* [What is needed]:
Repeat the records below exactly.

* [Data provided]:
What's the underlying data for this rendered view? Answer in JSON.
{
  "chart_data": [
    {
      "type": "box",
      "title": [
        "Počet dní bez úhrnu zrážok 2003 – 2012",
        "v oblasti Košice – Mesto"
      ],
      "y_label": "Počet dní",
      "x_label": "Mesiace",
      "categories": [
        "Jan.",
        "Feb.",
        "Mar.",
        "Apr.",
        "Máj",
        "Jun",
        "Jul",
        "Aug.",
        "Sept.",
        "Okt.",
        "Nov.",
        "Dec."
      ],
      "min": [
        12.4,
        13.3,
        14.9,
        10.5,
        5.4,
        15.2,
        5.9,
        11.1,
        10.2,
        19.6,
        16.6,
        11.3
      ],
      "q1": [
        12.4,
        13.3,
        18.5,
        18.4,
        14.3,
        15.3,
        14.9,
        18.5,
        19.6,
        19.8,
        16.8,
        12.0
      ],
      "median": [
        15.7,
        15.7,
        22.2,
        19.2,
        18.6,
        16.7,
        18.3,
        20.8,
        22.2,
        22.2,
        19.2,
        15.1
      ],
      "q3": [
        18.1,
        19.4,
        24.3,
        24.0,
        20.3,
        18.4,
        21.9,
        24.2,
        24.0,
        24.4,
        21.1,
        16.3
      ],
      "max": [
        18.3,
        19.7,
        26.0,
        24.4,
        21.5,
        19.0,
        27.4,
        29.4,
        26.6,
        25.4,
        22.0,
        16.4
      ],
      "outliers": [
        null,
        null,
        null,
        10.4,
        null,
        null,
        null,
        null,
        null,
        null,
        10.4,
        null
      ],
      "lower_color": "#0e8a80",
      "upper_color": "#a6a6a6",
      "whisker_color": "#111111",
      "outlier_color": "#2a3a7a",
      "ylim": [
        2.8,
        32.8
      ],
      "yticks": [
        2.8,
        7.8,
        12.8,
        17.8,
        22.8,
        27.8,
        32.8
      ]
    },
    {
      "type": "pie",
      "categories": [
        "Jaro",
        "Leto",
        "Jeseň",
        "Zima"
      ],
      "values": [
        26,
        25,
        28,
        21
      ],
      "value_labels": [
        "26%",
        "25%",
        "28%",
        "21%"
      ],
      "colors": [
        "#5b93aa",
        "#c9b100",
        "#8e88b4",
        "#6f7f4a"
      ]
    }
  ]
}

* [Result of the exercise]:
What's the underlying data for this rendered view? Answer in JSON.
{
  "chart_data": [
    {
      "type": "box",
      "title": [
        "Počet dní bez úhrnu zrážok 2003 – 2012",
        "v oblasti Košice – Mesto"
      ],
      "y_label": "Počet dní",
      "x_label": "Mesiace",
      "categories": [
        "Jan.",
        "Feb.",
        "Mar.",
        "Apr.",
        "Máj",
        "Jun",
        "Jul",
        "Aug.",
        "Sept.",
        "Okt.",
        "Nov.",
        "Dec."
      ],
      "min": [
        12.4,
        13.3,
        14.9,
        10.5,
        5.4,
        15.2,
        5.9,
        11.1,
        10.2,
        19.6,
        16.6,
        11.3
      ],
      "q1": [
        12.4,
        13.3,
        18.5,
        18.4,
        14.3,
        15.3,
        14.9,
        18.5,
        19.6,
        19.8,
        16.8,
        12.0
      ],
      "median": [
        15.7,
        15.7,
        22.2,
        19.2,
        18.6,
        16.7,
        18.3,
        20.8,
        22.2,
        22.2,
        19.2,
        15.1
      ],
      "q3": [
        18.1,
        19.4,
        24.3,
        24.0,
        20.3,
        18.4,
        21.9,
        24.2,
        24.0,
        24.4,
        21.1,
        16.3
      ],
      "max": [
        18.3,
        19.7,
        26.0,
        24.4,
        21.5,
        19.0,
        27.4,
        29.4,
        26.6,
        25.4,
        22.0,
        16.4
      ],
      "outliers": [
        null,
        null,
        null,
        10.4,
        null,
        null,
        null,
        null,
        null,
        null,
        10.4,
        null
      ],
      "lower_color": "#0e8a80",
      "upper_color": "#a6a6a6",
      "whisker_color": "#111111",
      "outlier_color": "#2a3a7a",
      "ylim": [
        2.8,
        32.8
      ],
      "yticks": [
        2.8,
        7.8,
        12.8,
        17.8,
        22.8,
        27.8,
        32.8
      ]
    },
    {
      "type": "pie",
      "categories": [
        "Jaro",
        "Leto",
        "Jeseň",
        "Zima"
      ],
      "values": [
        26,
        25,
        28,
        21
      ],
      "value_labels": [
        "26%",
        "25%",
        "28%",
        "21%"
      ],
      "colors": [
        "#5b93aa",
        "#c9b100",
        "#8e88b4",
        "#6f7f4a"
      ]
    }
  ]
}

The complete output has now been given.